Please edit the material below so that every "Time (days)" becomes "Days elapsed", keeping everything else the same. Leave the pictures out of your answer.

>> begin Input rows

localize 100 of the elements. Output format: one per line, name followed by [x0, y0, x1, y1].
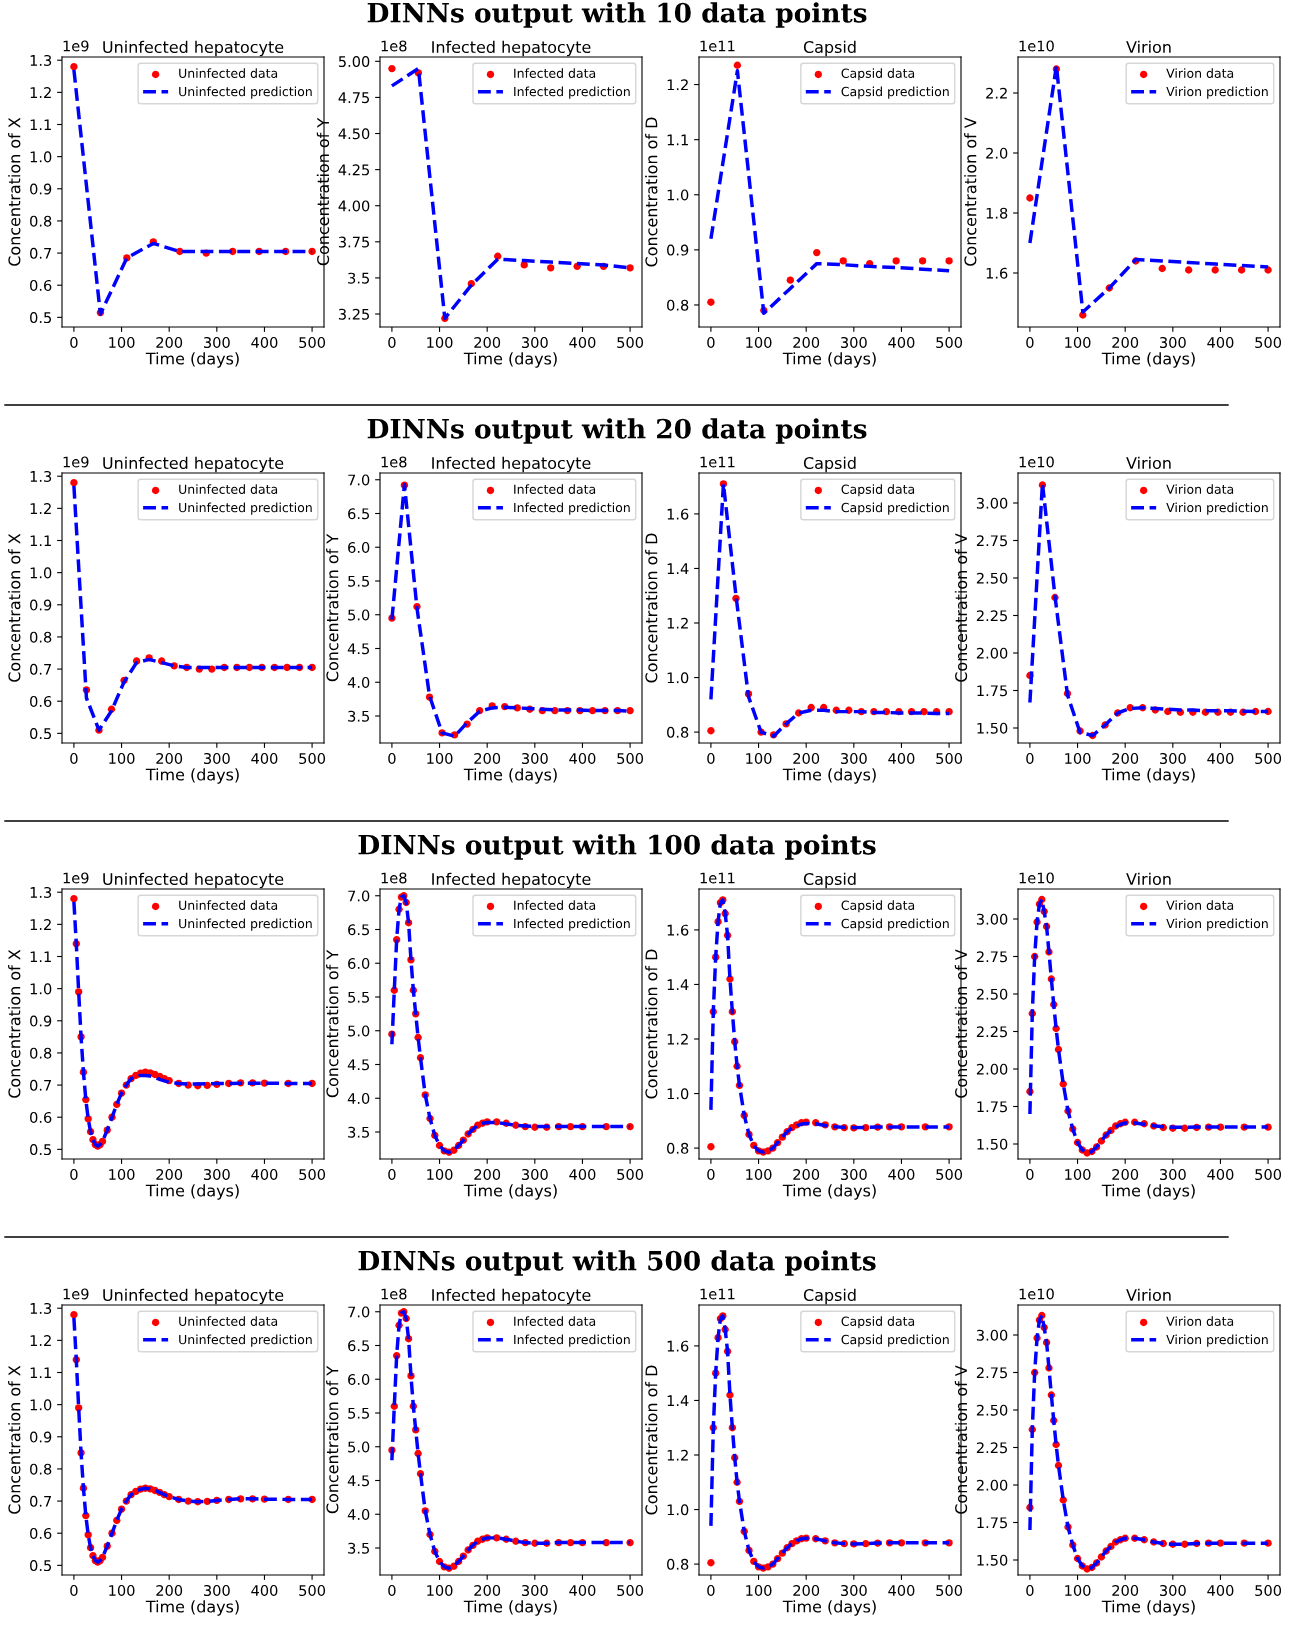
- text: DINNs output with 20 data points: [367, 418, 867, 444]
- x-tick-label: 0: [1026, 336, 1034, 349]
- y-tick-label: 2.75: [976, 951, 1007, 963]
- text: 1e9: [63, 872, 89, 884]
- legend-label: Virion data: [1166, 68, 1234, 78]
- legend-label: Virion data: [1166, 484, 1234, 494]
- text: 1e11: [700, 456, 735, 468]
- text: 1e11: [700, 1288, 735, 1300]
- x-tick-label: 500: [1255, 752, 1282, 765]
- y-axis-title: Concentration of X: [8, 949, 21, 1098]
- y-tick-label: 1.1: [30, 535, 51, 547]
- y-tick-label: 3.00: [976, 1329, 1008, 1341]
- x-tick-label: 300: [1160, 1584, 1186, 1597]
- y-tick-label: 2.25: [976, 1026, 1007, 1038]
- y-tick-label: 6.5: [348, 924, 369, 936]
- x-tick-label: 500: [617, 1584, 644, 1597]
- y-tick-label: 0.9: [667, 244, 689, 256]
- y-tick-label: 4.50: [338, 128, 370, 140]
- x-tick-label: 200: [793, 1168, 820, 1181]
- y-tick-label: 1.4: [667, 1395, 689, 1406]
- text: 1e9: [63, 456, 89, 468]
- y-tick-label: 4.5: [347, 1475, 369, 1487]
- legend-label: Infected prediction: [514, 918, 630, 931]
- y-tick-label: 6.5: [348, 508, 369, 520]
- text: DINNs output with 500 data points: [358, 1250, 876, 1276]
- x-tick-label: 0: [707, 336, 715, 349]
- text: 1e10: [1019, 872, 1054, 884]
- chart-title: Uninfected hepatocyte: [103, 872, 284, 889]
- y-tick-label: 2.50: [976, 988, 1008, 1000]
- legend-label: Virion prediction: [1166, 86, 1268, 99]
- legend-label: Capsid prediction: [841, 86, 949, 99]
- text: 1e11: [700, 40, 735, 52]
- x-tick-label: 300: [522, 1584, 548, 1597]
- y-tick-label: 1.4: [667, 563, 689, 574]
- x-tick-label: 300: [204, 1584, 230, 1597]
- x-tick-label: 300: [1160, 336, 1186, 349]
- x-axis-title: Time (days): [1101, 1184, 1195, 1200]
- legend-label: Infected data: [514, 1316, 596, 1326]
- y-tick-label: 1.50: [977, 722, 1008, 734]
- x-tick-label: 100: [1065, 336, 1091, 349]
- x-tick-label: 300: [1160, 752, 1186, 765]
- x-axis-title: Time (days): [145, 352, 239, 368]
- x-tick-label: 300: [841, 1168, 867, 1181]
- y-tick-label: 1.0: [30, 983, 52, 995]
- y-tick-label: 1.2: [667, 79, 688, 91]
- x-tick-label: 400: [888, 1584, 915, 1597]
- y-axis-title: Concentration of X: [8, 1365, 21, 1514]
- text: 1e10: [1019, 40, 1054, 52]
- legend-label: Virion data: [1166, 900, 1234, 910]
- legend-label: Uninfected prediction: [179, 86, 312, 99]
- y-tick-label: 3.5: [348, 1542, 369, 1554]
- x-tick-label: 0: [388, 1584, 396, 1597]
- legend-label: Capsid data: [841, 900, 915, 913]
- x-tick-label: 500: [617, 752, 644, 765]
- y-tick-label: 6.5: [348, 1340, 369, 1352]
- y-tick-label: 5.5: [348, 575, 369, 587]
- legend-label: Uninfected data: [179, 1316, 278, 1326]
- chart-title: Capsid: [803, 872, 856, 889]
- x-tick-label: 200: [1112, 336, 1139, 349]
- x-tick-label: 300: [522, 336, 548, 349]
- x-tick-label: 400: [569, 336, 596, 349]
- x-tick-label: 300: [841, 336, 867, 349]
- y-tick-label: 1.75: [977, 685, 1007, 697]
- y-tick-label: 3.00: [976, 497, 1008, 509]
- chart-title: Capsid: [803, 40, 856, 57]
- y-tick-label: 1.0: [667, 189, 689, 201]
- y-tick-label: 1.1: [30, 951, 51, 963]
- legend-label: Uninfected data: [179, 484, 278, 494]
- legend-label: Infected data: [514, 484, 596, 494]
- x-tick-label: 400: [888, 1168, 915, 1181]
- y-tick-label: 1.2: [30, 919, 51, 930]
- x-tick-label: 0: [388, 336, 396, 349]
- y-axis-title: Concentration of Y: [326, 533, 339, 682]
- y-tick-label: 4.25: [338, 164, 369, 176]
- chart-title: Infected hepatocyte: [432, 1288, 591, 1305]
- x-tick-label: 100: [1065, 1168, 1091, 1181]
- x-tick-label: 100: [109, 336, 135, 349]
- y-tick-label: 0.9: [30, 1015, 52, 1027]
- y-tick-label: 6.0: [348, 957, 370, 969]
- x-tick-label: 200: [793, 752, 820, 765]
- x-axis-title: Time (days): [463, 1184, 557, 1200]
- y-tick-label: 1.0: [667, 672, 689, 684]
- x-tick-label: 200: [474, 752, 501, 765]
- x-tick-label: 100: [746, 752, 772, 765]
- x-tick-label: 200: [474, 1584, 501, 1597]
- y-tick-label: 2.75: [976, 1367, 1007, 1379]
- legend-label: Capsid data: [841, 484, 915, 497]
- x-axis-title: Time (days): [1101, 768, 1195, 784]
- y-tick-label: 1.1: [667, 134, 688, 146]
- text: 1e8: [381, 872, 407, 884]
- y-tick-label: 1.0: [30, 151, 52, 163]
- x-tick-label: 0: [707, 1584, 715, 1597]
- x-tick-label: 200: [793, 336, 820, 349]
- x-tick-label: 400: [888, 752, 915, 765]
- chart-title: Virion: [1126, 1288, 1171, 1302]
- x-tick-label: 500: [936, 752, 963, 765]
- x-tick-label: 400: [251, 752, 278, 765]
- y-tick-label: 1.6: [667, 924, 689, 936]
- x-tick-label: 500: [1255, 1584, 1282, 1597]
- x-tick-label: 200: [1112, 1168, 1139, 1181]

>> end Input rows

* [Finished task]:
localize 100 of the elements. Output format: one per line, name followed by [x0, y0, x1, y1].
- text: DINNs output with 20 data points: [367, 418, 867, 444]
- x-tick-label: 0: [1026, 336, 1034, 349]
- y-tick-label: 2.75: [976, 951, 1007, 963]
- text: 1e9: [63, 872, 89, 884]
- legend-label: Virion data: [1166, 68, 1234, 78]
- legend-label: Virion data: [1166, 484, 1234, 494]
- text: 1e11: [700, 456, 735, 468]
- text: 1e11: [700, 1288, 735, 1300]
- x-tick-label: 500: [1255, 752, 1282, 765]
- y-axis-title: Concentration of X: [8, 949, 21, 1098]
- y-tick-label: 1.1: [30, 535, 51, 547]
- y-tick-label: 3.00: [976, 1329, 1008, 1341]
- x-tick-label: 300: [1160, 1584, 1186, 1597]
- y-tick-label: 2.25: [976, 1026, 1007, 1038]
- y-tick-label: 6.5: [348, 924, 369, 936]
- x-tick-label: 500: [617, 1584, 644, 1597]
- y-tick-label: 0.9: [667, 244, 689, 256]
- y-tick-label: 4.50: [338, 128, 370, 140]
- x-tick-label: 200: [793, 1168, 820, 1181]
- y-tick-label: 1.4: [667, 1395, 689, 1406]
- text: 1e9: [63, 456, 89, 468]
- y-tick-label: 4.5: [347, 1475, 369, 1487]
- legend-label: Infected prediction: [514, 918, 630, 931]
- y-tick-label: 6.5: [348, 508, 369, 520]
- text: DINNs output with 500 data points: [358, 1250, 876, 1276]
- x-tick-label: 0: [707, 336, 715, 349]
- text: 1e10: [1019, 872, 1054, 884]
- chart-title: Uninfected hepatocyte: [103, 872, 284, 889]
- y-tick-label: 2.50: [976, 988, 1008, 1000]
- legend-label: Virion prediction: [1166, 86, 1268, 99]
- legend-label: Capsid prediction: [841, 86, 949, 99]
- text: 1e11: [700, 40, 735, 52]
- x-tick-label: 300: [522, 1584, 548, 1597]
- y-tick-label: 1.4: [667, 563, 689, 574]
- x-tick-label: 300: [204, 1584, 230, 1597]
- x-tick-label: 300: [1160, 336, 1186, 349]
- x-axis-title: Days elapsed: [1101, 1184, 1195, 1200]
- legend-label: Infected data: [514, 1316, 596, 1326]
- y-tick-label: 1.50: [977, 722, 1008, 734]
- x-tick-label: 100: [1065, 336, 1091, 349]
- x-tick-label: 300: [1160, 752, 1186, 765]
- x-axis-title: Days elapsed: [145, 352, 239, 368]
- x-tick-label: 300: [841, 1168, 867, 1181]
- y-tick-label: 1.0: [30, 983, 52, 995]
- y-tick-label: 1.2: [667, 79, 688, 91]
- x-tick-label: 400: [888, 1584, 915, 1597]
- y-axis-title: Concentration of X: [8, 1365, 21, 1514]
- text: 1e10: [1019, 40, 1054, 52]
- legend-label: Virion data: [1166, 900, 1234, 910]
- legend-label: Uninfected prediction: [179, 86, 312, 99]
- y-tick-label: 3.5: [348, 1542, 369, 1554]
- x-tick-label: 0: [388, 1584, 396, 1597]
- legend-label: Capsid data: [841, 900, 915, 913]
- x-tick-label: 500: [617, 752, 644, 765]
- y-tick-label: 6.5: [348, 1340, 369, 1352]
- y-tick-label: 5.5: [348, 575, 369, 587]
- legend-label: Uninfected data: [179, 1316, 278, 1326]
- chart-title: Capsid: [803, 872, 856, 889]
- x-tick-label: 200: [1112, 336, 1139, 349]
- x-tick-label: 300: [522, 336, 548, 349]
- x-tick-label: 400: [569, 336, 596, 349]
- x-tick-label: 300: [841, 336, 867, 349]
- y-tick-label: 1.75: [977, 685, 1007, 697]
- y-tick-label: 3.00: [976, 497, 1008, 509]
- chart-title: Capsid: [803, 40, 856, 57]
- y-tick-label: 1.0: [667, 189, 689, 201]
- y-tick-label: 1.1: [30, 951, 51, 963]
- legend-label: Uninfected data: [179, 484, 278, 494]
- legend-label: Infected data: [514, 484, 596, 494]
- x-tick-label: 400: [888, 1168, 915, 1181]
- y-tick-label: 1.2: [30, 919, 51, 930]
- x-tick-label: 0: [388, 336, 396, 349]
- y-axis-title: Concentration of Y: [326, 533, 339, 682]
- y-tick-label: 4.25: [338, 164, 369, 176]
- chart-title: Infected hepatocyte: [432, 1288, 591, 1305]
- x-tick-label: 100: [1065, 1168, 1091, 1181]
- x-tick-label: 100: [109, 336, 135, 349]
- y-tick-label: 0.9: [30, 1015, 52, 1027]
- y-tick-label: 6.0: [348, 957, 370, 969]
- x-tick-label: 200: [793, 752, 820, 765]
- x-axis-title: Days elapsed: [463, 1184, 557, 1200]
- y-tick-label: 1.0: [667, 672, 689, 684]
- x-tick-label: 200: [474, 752, 501, 765]
- x-tick-label: 100: [746, 752, 772, 765]
- x-tick-label: 200: [474, 1584, 501, 1597]
- y-tick-label: 2.75: [976, 1367, 1007, 1379]
- legend-label: Capsid data: [841, 484, 915, 497]
- x-axis-title: Days elapsed: [1101, 768, 1195, 784]
- y-tick-label: 1.1: [667, 134, 688, 146]
- text: 1e8: [381, 872, 407, 884]
- y-tick-label: 1.0: [30, 151, 52, 163]
- x-tick-label: 0: [707, 1584, 715, 1597]
- x-tick-label: 200: [793, 336, 820, 349]
- x-tick-label: 400: [888, 752, 915, 765]
- chart-title: Virion: [1126, 1288, 1171, 1302]
- x-tick-label: 500: [936, 752, 963, 765]
- x-tick-label: 400: [251, 752, 278, 765]
- y-tick-label: 1.6: [667, 924, 689, 936]
- x-tick-label: 500: [1255, 1584, 1282, 1597]
- x-tick-label: 200: [1112, 1168, 1139, 1181]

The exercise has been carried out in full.